▸ **Set problem**:
Transcribe each line of the records below exactly, excluding any embedded images.

[Raw records]
◆ ◆ ◆

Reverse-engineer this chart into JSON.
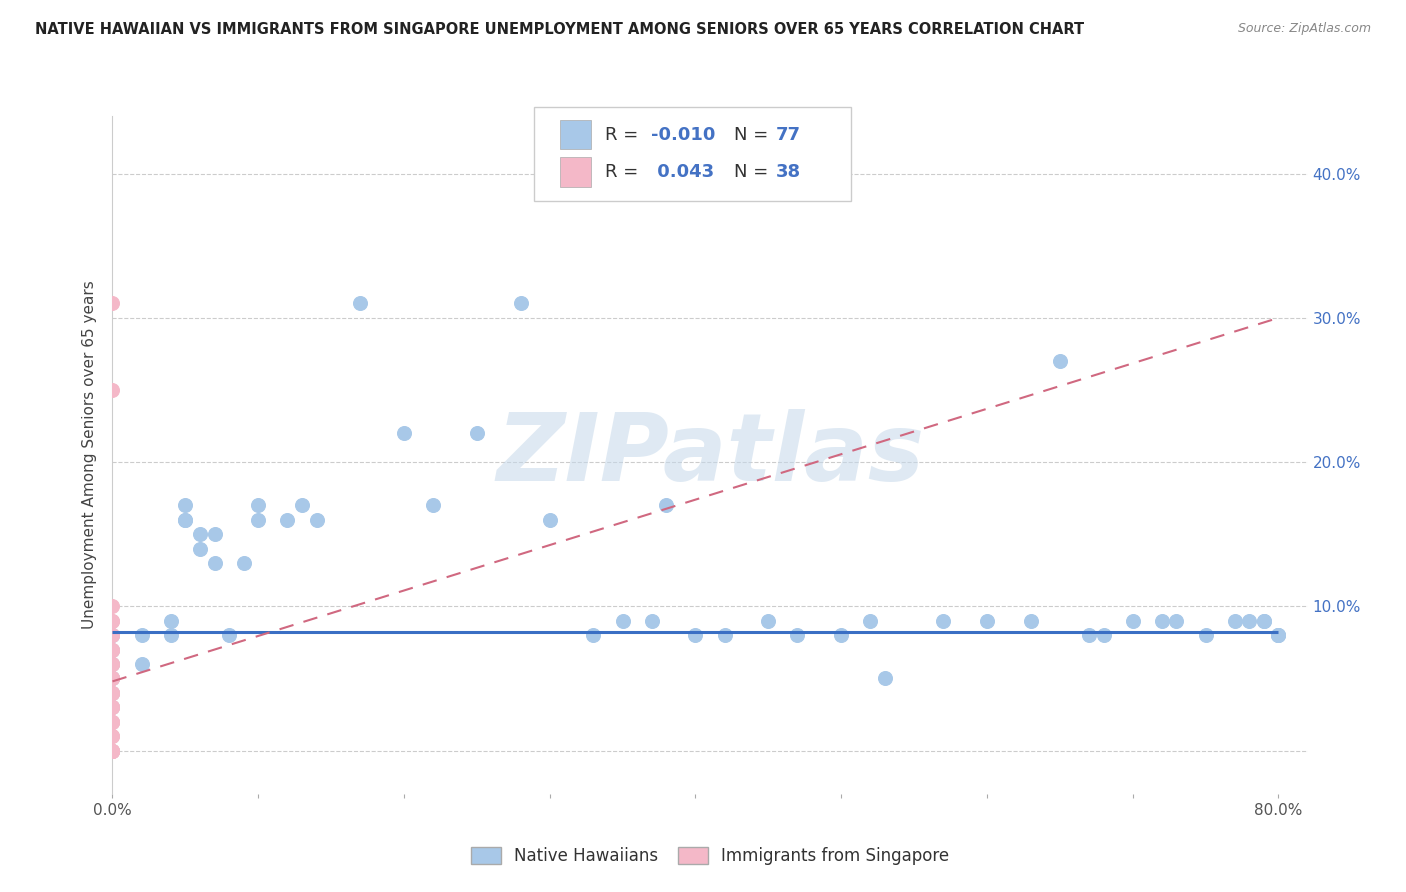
{
  "title": "NATIVE HAWAIIAN VS IMMIGRANTS FROM SINGAPORE UNEMPLOYMENT AMONG SENIORS OVER 65 YEARS CORRELATION CHART",
  "source": "Source: ZipAtlas.com",
  "ylabel": "Unemployment Among Seniors over 65 years",
  "xlim": [
    0.0,
    0.82
  ],
  "ylim": [
    -0.03,
    0.44
  ],
  "yticks": [
    0.0,
    0.1,
    0.2,
    0.3,
    0.4
  ],
  "ytick_labels_right": [
    "",
    "10.0%",
    "20.0%",
    "30.0%",
    "40.0%"
  ],
  "color_blue": "#a8c8e8",
  "color_pink": "#f4b8c8",
  "color_blue_dark": "#3a6fc4",
  "color_pink_dark": "#d06880",
  "color_text_blue": "#4472c4",
  "watermark": "ZIPatlas",
  "nh_trend_y0": 0.082,
  "nh_trend_y1": 0.082,
  "sg_trend_y0": 0.048,
  "sg_trend_y1": 0.3,
  "native_hawaiian_x": [
    0.0,
    0.0,
    0.0,
    0.0,
    0.0,
    0.0,
    0.0,
    0.0,
    0.02,
    0.02,
    0.04,
    0.04,
    0.05,
    0.05,
    0.05,
    0.06,
    0.06,
    0.07,
    0.07,
    0.08,
    0.09,
    0.1,
    0.1,
    0.12,
    0.13,
    0.14,
    0.17,
    0.2,
    0.22,
    0.25,
    0.28,
    0.3,
    0.33,
    0.35,
    0.37,
    0.38,
    0.4,
    0.42,
    0.45,
    0.47,
    0.5,
    0.52,
    0.53,
    0.57,
    0.6,
    0.63,
    0.65,
    0.67,
    0.68,
    0.7,
    0.72,
    0.73,
    0.75,
    0.77,
    0.78,
    0.79,
    0.79,
    0.8,
    0.8,
    0.8
  ],
  "native_hawaiian_y": [
    0.08,
    0.08,
    0.07,
    0.06,
    0.05,
    0.05,
    0.04,
    0.03,
    0.08,
    0.06,
    0.09,
    0.08,
    0.17,
    0.16,
    0.16,
    0.15,
    0.14,
    0.15,
    0.13,
    0.08,
    0.13,
    0.17,
    0.16,
    0.16,
    0.17,
    0.16,
    0.31,
    0.22,
    0.17,
    0.22,
    0.31,
    0.16,
    0.08,
    0.09,
    0.09,
    0.17,
    0.08,
    0.08,
    0.09,
    0.08,
    0.08,
    0.09,
    0.05,
    0.09,
    0.09,
    0.09,
    0.27,
    0.08,
    0.08,
    0.09,
    0.09,
    0.09,
    0.08,
    0.09,
    0.09,
    0.09,
    0.09,
    0.08,
    0.08,
    0.08
  ],
  "singapore_x": [
    0.0,
    0.0,
    0.0,
    0.0,
    0.0,
    0.0,
    0.0,
    0.0,
    0.0,
    0.0,
    0.0,
    0.0,
    0.0,
    0.0,
    0.0,
    0.0,
    0.0,
    0.0,
    0.0,
    0.0,
    0.0,
    0.0,
    0.0,
    0.0,
    0.0,
    0.0,
    0.0,
    0.0,
    0.0,
    0.0,
    0.0,
    0.0,
    0.0,
    0.0,
    0.0,
    0.0,
    0.0,
    0.0
  ],
  "singapore_y": [
    0.0,
    0.0,
    0.0,
    0.0,
    0.0,
    0.01,
    0.02,
    0.02,
    0.02,
    0.03,
    0.03,
    0.03,
    0.04,
    0.04,
    0.04,
    0.05,
    0.05,
    0.05,
    0.06,
    0.06,
    0.07,
    0.07,
    0.08,
    0.08,
    0.09,
    0.09,
    0.1,
    0.25,
    0.31,
    0.0,
    0.0,
    0.01,
    0.02,
    0.03,
    0.04,
    0.05,
    0.06,
    0.07
  ]
}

◆ ◆ ◆

▸ **Answer below**:
Reverse-engineer this chart into JSON.
{
  "title": "NATIVE HAWAIIAN VS IMMIGRANTS FROM SINGAPORE UNEMPLOYMENT AMONG SENIORS OVER 65 YEARS CORRELATION CHART",
  "source": "Source: ZipAtlas.com",
  "ylabel": "Unemployment Among Seniors over 65 years",
  "xlim": [
    0.0,
    0.82
  ],
  "ylim": [
    -0.03,
    0.44
  ],
  "yticks": [
    0.0,
    0.1,
    0.2,
    0.3,
    0.4
  ],
  "ytick_labels_right": [
    "",
    "10.0%",
    "20.0%",
    "30.0%",
    "40.0%"
  ],
  "color_blue": "#a8c8e8",
  "color_pink": "#f4b8c8",
  "color_blue_dark": "#3a6fc4",
  "color_pink_dark": "#d06880",
  "color_text_blue": "#4472c4",
  "watermark": "ZIPatlas",
  "nh_trend_y0": 0.082,
  "nh_trend_y1": 0.082,
  "sg_trend_y0": 0.048,
  "sg_trend_y1": 0.3,
  "native_hawaiian_x": [
    0.0,
    0.0,
    0.0,
    0.0,
    0.0,
    0.0,
    0.0,
    0.0,
    0.02,
    0.02,
    0.04,
    0.04,
    0.05,
    0.05,
    0.05,
    0.06,
    0.06,
    0.07,
    0.07,
    0.08,
    0.09,
    0.1,
    0.1,
    0.12,
    0.13,
    0.14,
    0.17,
    0.2,
    0.22,
    0.25,
    0.28,
    0.3,
    0.33,
    0.35,
    0.37,
    0.38,
    0.4,
    0.42,
    0.45,
    0.47,
    0.5,
    0.52,
    0.53,
    0.57,
    0.6,
    0.63,
    0.65,
    0.67,
    0.68,
    0.7,
    0.72,
    0.73,
    0.75,
    0.77,
    0.78,
    0.79,
    0.79,
    0.8,
    0.8,
    0.8
  ],
  "native_hawaiian_y": [
    0.08,
    0.08,
    0.07,
    0.06,
    0.05,
    0.05,
    0.04,
    0.03,
    0.08,
    0.06,
    0.09,
    0.08,
    0.17,
    0.16,
    0.16,
    0.15,
    0.14,
    0.15,
    0.13,
    0.08,
    0.13,
    0.17,
    0.16,
    0.16,
    0.17,
    0.16,
    0.31,
    0.22,
    0.17,
    0.22,
    0.31,
    0.16,
    0.08,
    0.09,
    0.09,
    0.17,
    0.08,
    0.08,
    0.09,
    0.08,
    0.08,
    0.09,
    0.05,
    0.09,
    0.09,
    0.09,
    0.27,
    0.08,
    0.08,
    0.09,
    0.09,
    0.09,
    0.08,
    0.09,
    0.09,
    0.09,
    0.09,
    0.08,
    0.08,
    0.08
  ],
  "singapore_x": [
    0.0,
    0.0,
    0.0,
    0.0,
    0.0,
    0.0,
    0.0,
    0.0,
    0.0,
    0.0,
    0.0,
    0.0,
    0.0,
    0.0,
    0.0,
    0.0,
    0.0,
    0.0,
    0.0,
    0.0,
    0.0,
    0.0,
    0.0,
    0.0,
    0.0,
    0.0,
    0.0,
    0.0,
    0.0,
    0.0,
    0.0,
    0.0,
    0.0,
    0.0,
    0.0,
    0.0,
    0.0,
    0.0
  ],
  "singapore_y": [
    0.0,
    0.0,
    0.0,
    0.0,
    0.0,
    0.01,
    0.02,
    0.02,
    0.02,
    0.03,
    0.03,
    0.03,
    0.04,
    0.04,
    0.04,
    0.05,
    0.05,
    0.05,
    0.06,
    0.06,
    0.07,
    0.07,
    0.08,
    0.08,
    0.09,
    0.09,
    0.1,
    0.25,
    0.31,
    0.0,
    0.0,
    0.01,
    0.02,
    0.03,
    0.04,
    0.05,
    0.06,
    0.07
  ]
}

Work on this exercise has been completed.